### [What this task involves]
Type out every line below exactly as it reads.

____________________

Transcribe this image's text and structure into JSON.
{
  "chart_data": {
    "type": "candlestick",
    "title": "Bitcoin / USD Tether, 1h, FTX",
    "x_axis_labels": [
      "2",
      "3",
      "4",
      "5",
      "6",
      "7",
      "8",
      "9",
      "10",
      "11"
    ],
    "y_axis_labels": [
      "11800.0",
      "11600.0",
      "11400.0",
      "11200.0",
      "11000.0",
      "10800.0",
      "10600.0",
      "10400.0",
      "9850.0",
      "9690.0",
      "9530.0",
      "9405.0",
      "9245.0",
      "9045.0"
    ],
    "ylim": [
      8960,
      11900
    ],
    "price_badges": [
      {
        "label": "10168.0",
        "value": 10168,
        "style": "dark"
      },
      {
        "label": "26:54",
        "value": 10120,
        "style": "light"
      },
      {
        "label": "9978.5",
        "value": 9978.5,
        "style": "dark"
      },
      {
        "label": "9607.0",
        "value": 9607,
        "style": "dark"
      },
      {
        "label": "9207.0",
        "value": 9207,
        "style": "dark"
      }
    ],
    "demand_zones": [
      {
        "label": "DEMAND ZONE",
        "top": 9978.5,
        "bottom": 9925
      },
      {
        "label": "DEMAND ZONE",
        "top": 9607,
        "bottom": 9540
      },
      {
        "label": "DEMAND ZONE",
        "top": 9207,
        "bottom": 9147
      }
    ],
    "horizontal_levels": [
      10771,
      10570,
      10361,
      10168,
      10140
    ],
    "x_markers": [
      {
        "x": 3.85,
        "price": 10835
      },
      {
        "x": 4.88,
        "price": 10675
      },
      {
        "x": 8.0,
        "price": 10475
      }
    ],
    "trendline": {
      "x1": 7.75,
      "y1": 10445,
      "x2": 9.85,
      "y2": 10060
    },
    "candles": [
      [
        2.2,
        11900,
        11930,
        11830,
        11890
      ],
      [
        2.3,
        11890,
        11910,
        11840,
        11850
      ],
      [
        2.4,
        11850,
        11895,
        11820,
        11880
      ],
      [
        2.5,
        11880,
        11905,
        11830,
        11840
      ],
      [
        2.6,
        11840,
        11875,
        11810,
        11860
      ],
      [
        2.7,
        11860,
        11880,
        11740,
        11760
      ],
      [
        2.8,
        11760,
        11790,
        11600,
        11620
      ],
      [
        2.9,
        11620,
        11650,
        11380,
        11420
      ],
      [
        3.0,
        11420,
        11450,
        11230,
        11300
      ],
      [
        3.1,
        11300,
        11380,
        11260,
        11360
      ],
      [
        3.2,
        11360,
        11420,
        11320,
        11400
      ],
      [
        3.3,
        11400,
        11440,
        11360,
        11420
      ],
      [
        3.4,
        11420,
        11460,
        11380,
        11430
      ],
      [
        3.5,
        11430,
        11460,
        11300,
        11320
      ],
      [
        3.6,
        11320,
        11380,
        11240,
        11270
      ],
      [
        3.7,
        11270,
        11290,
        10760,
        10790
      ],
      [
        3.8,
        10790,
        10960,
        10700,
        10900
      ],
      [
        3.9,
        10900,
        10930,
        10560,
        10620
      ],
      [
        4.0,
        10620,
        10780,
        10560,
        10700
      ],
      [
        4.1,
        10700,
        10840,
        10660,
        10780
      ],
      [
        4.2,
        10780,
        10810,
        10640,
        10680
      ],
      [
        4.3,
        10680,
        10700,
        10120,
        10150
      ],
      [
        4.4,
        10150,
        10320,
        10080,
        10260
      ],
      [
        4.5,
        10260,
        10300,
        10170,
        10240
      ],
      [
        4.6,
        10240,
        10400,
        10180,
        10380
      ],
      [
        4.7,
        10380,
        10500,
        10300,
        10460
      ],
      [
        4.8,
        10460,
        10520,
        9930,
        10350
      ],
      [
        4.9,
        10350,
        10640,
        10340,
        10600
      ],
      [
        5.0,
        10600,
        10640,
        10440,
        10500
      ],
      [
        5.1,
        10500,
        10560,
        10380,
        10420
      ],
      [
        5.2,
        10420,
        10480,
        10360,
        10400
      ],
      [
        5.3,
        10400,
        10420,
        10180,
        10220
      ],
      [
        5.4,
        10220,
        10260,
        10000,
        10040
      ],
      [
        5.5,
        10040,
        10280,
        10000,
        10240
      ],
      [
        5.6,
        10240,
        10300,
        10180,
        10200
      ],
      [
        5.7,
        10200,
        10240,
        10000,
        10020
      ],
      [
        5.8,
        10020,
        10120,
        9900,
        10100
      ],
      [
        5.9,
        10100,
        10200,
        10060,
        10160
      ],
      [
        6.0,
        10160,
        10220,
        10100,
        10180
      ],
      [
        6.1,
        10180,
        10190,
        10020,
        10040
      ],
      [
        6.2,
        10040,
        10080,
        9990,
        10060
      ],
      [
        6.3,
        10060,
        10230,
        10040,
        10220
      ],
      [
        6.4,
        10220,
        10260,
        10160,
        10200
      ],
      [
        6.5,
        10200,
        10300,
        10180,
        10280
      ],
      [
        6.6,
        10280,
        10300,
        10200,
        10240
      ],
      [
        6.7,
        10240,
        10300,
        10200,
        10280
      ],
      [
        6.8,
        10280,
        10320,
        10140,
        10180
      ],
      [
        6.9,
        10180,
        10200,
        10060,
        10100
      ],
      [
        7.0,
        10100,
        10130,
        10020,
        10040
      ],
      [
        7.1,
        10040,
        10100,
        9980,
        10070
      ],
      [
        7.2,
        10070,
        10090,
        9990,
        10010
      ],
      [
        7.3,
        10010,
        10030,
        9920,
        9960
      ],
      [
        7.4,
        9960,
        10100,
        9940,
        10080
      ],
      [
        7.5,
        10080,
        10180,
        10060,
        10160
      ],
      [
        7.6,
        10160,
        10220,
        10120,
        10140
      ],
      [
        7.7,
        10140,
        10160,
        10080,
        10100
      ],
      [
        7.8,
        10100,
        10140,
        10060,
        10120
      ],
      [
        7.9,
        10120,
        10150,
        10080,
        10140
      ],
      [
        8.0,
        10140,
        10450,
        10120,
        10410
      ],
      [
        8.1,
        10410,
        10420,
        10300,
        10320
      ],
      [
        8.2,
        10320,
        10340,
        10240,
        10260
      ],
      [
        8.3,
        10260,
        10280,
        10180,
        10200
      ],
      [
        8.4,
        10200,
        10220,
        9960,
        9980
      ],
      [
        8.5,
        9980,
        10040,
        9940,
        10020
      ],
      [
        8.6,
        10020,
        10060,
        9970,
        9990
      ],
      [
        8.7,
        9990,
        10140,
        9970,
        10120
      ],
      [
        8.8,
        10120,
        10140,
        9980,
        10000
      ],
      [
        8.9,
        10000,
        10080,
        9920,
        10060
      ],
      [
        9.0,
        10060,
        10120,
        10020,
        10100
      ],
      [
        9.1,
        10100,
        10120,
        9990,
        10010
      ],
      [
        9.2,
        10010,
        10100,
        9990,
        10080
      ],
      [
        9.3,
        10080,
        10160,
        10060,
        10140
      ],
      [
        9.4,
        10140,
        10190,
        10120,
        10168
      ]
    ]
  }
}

____________________

### [Answer to this exercise]
Transcribe this image's text and structure into JSON.
{
  "chart_data": {
    "type": "candlestick",
    "title": "Bitcoin / USD Tether, 1h, FTX",
    "x_axis_labels": [
      "2",
      "3",
      "4",
      "5",
      "6",
      "7",
      "8",
      "9",
      "10",
      "11"
    ],
    "y_axis_labels": [
      "11800.0",
      "11600.0",
      "11400.0",
      "11200.0",
      "11000.0",
      "10800.0",
      "10600.0",
      "10400.0",
      "9850.0",
      "9690.0",
      "9530.0",
      "9405.0",
      "9245.0",
      "9045.0"
    ],
    "ylim": [
      8960,
      11900
    ],
    "price_badges": [
      {
        "label": "10168.0",
        "value": 10168,
        "style": "dark"
      },
      {
        "label": "26:54",
        "value": 10120,
        "style": "light"
      },
      {
        "label": "9978.5",
        "value": 9978.5,
        "style": "dark"
      },
      {
        "label": "9607.0",
        "value": 9607,
        "style": "dark"
      },
      {
        "label": "9207.0",
        "value": 9207,
        "style": "dark"
      }
    ],
    "demand_zones": [
      {
        "label": "DEMAND ZONE",
        "top": 9978.5,
        "bottom": 9925
      },
      {
        "label": "DEMAND ZONE",
        "top": 9607,
        "bottom": 9540
      },
      {
        "label": "DEMAND ZONE",
        "top": 9207,
        "bottom": 9147
      }
    ],
    "horizontal_levels": [
      10771,
      10570,
      10361,
      10168,
      10140
    ],
    "x_markers": [
      {
        "x": 3.85,
        "price": 10835
      },
      {
        "x": 4.88,
        "price": 10675
      },
      {
        "x": 8.0,
        "price": 10475
      }
    ],
    "trendline": {
      "x1": 7.75,
      "y1": 10445,
      "x2": 9.85,
      "y2": 10060
    },
    "candles": [
      [
        2.2,
        11900,
        11930,
        11830,
        11890
      ],
      [
        2.3,
        11890,
        11910,
        11840,
        11850
      ],
      [
        2.4,
        11850,
        11895,
        11820,
        11880
      ],
      [
        2.5,
        11880,
        11905,
        11830,
        11840
      ],
      [
        2.6,
        11840,
        11875,
        11810,
        11860
      ],
      [
        2.7,
        11860,
        11880,
        11740,
        11760
      ],
      [
        2.8,
        11760,
        11790,
        11600,
        11620
      ],
      [
        2.9,
        11620,
        11650,
        11380,
        11420
      ],
      [
        3.0,
        11420,
        11450,
        11230,
        11300
      ],
      [
        3.1,
        11300,
        11380,
        11260,
        11360
      ],
      [
        3.2,
        11360,
        11420,
        11320,
        11400
      ],
      [
        3.3,
        11400,
        11440,
        11360,
        11420
      ],
      [
        3.4,
        11420,
        11460,
        11380,
        11430
      ],
      [
        3.5,
        11430,
        11460,
        11300,
        11320
      ],
      [
        3.6,
        11320,
        11380,
        11240,
        11270
      ],
      [
        3.7,
        11270,
        11290,
        10760,
        10790
      ],
      [
        3.8,
        10790,
        10960,
        10700,
        10900
      ],
      [
        3.9,
        10900,
        10930,
        10560,
        10620
      ],
      [
        4.0,
        10620,
        10780,
        10560,
        10700
      ],
      [
        4.1,
        10700,
        10840,
        10660,
        10780
      ],
      [
        4.2,
        10780,
        10810,
        10640,
        10680
      ],
      [
        4.3,
        10680,
        10700,
        10120,
        10150
      ],
      [
        4.4,
        10150,
        10320,
        10080,
        10260
      ],
      [
        4.5,
        10260,
        10300,
        10170,
        10240
      ],
      [
        4.6,
        10240,
        10400,
        10180,
        10380
      ],
      [
        4.7,
        10380,
        10500,
        10300,
        10460
      ],
      [
        4.8,
        10460,
        10520,
        9930,
        10350
      ],
      [
        4.9,
        10350,
        10640,
        10340,
        10600
      ],
      [
        5.0,
        10600,
        10640,
        10440,
        10500
      ],
      [
        5.1,
        10500,
        10560,
        10380,
        10420
      ],
      [
        5.2,
        10420,
        10480,
        10360,
        10400
      ],
      [
        5.3,
        10400,
        10420,
        10180,
        10220
      ],
      [
        5.4,
        10220,
        10260,
        10000,
        10040
      ],
      [
        5.5,
        10040,
        10280,
        10000,
        10240
      ],
      [
        5.6,
        10240,
        10300,
        10180,
        10200
      ],
      [
        5.7,
        10200,
        10240,
        10000,
        10020
      ],
      [
        5.8,
        10020,
        10120,
        9900,
        10100
      ],
      [
        5.9,
        10100,
        10200,
        10060,
        10160
      ],
      [
        6.0,
        10160,
        10220,
        10100,
        10180
      ],
      [
        6.1,
        10180,
        10190,
        10020,
        10040
      ],
      [
        6.2,
        10040,
        10080,
        9990,
        10060
      ],
      [
        6.3,
        10060,
        10230,
        10040,
        10220
      ],
      [
        6.4,
        10220,
        10260,
        10160,
        10200
      ],
      [
        6.5,
        10200,
        10300,
        10180,
        10280
      ],
      [
        6.6,
        10280,
        10300,
        10200,
        10240
      ],
      [
        6.7,
        10240,
        10300,
        10200,
        10280
      ],
      [
        6.8,
        10280,
        10320,
        10140,
        10180
      ],
      [
        6.9,
        10180,
        10200,
        10060,
        10100
      ],
      [
        7.0,
        10100,
        10130,
        10020,
        10040
      ],
      [
        7.1,
        10040,
        10100,
        9980,
        10070
      ],
      [
        7.2,
        10070,
        10090,
        9990,
        10010
      ],
      [
        7.3,
        10010,
        10030,
        9920,
        9960
      ],
      [
        7.4,
        9960,
        10100,
        9940,
        10080
      ],
      [
        7.5,
        10080,
        10180,
        10060,
        10160
      ],
      [
        7.6,
        10160,
        10220,
        10120,
        10140
      ],
      [
        7.7,
        10140,
        10160,
        10080,
        10100
      ],
      [
        7.8,
        10100,
        10140,
        10060,
        10120
      ],
      [
        7.9,
        10120,
        10150,
        10080,
        10140
      ],
      [
        8.0,
        10140,
        10450,
        10120,
        10410
      ],
      [
        8.1,
        10410,
        10420,
        10300,
        10320
      ],
      [
        8.2,
        10320,
        10340,
        10240,
        10260
      ],
      [
        8.3,
        10260,
        10280,
        10180,
        10200
      ],
      [
        8.4,
        10200,
        10220,
        9960,
        9980
      ],
      [
        8.5,
        9980,
        10040,
        9940,
        10020
      ],
      [
        8.6,
        10020,
        10060,
        9970,
        9990
      ],
      [
        8.7,
        9990,
        10140,
        9970,
        10120
      ],
      [
        8.8,
        10120,
        10140,
        9980,
        10000
      ],
      [
        8.9,
        10000,
        10080,
        9920,
        10060
      ],
      [
        9.0,
        10060,
        10120,
        10020,
        10100
      ],
      [
        9.1,
        10100,
        10120,
        9990,
        10010
      ],
      [
        9.2,
        10010,
        10100,
        9990,
        10080
      ],
      [
        9.3,
        10080,
        10160,
        10060,
        10140
      ],
      [
        9.4,
        10140,
        10190,
        10120,
        10168
      ]
    ]
  }
}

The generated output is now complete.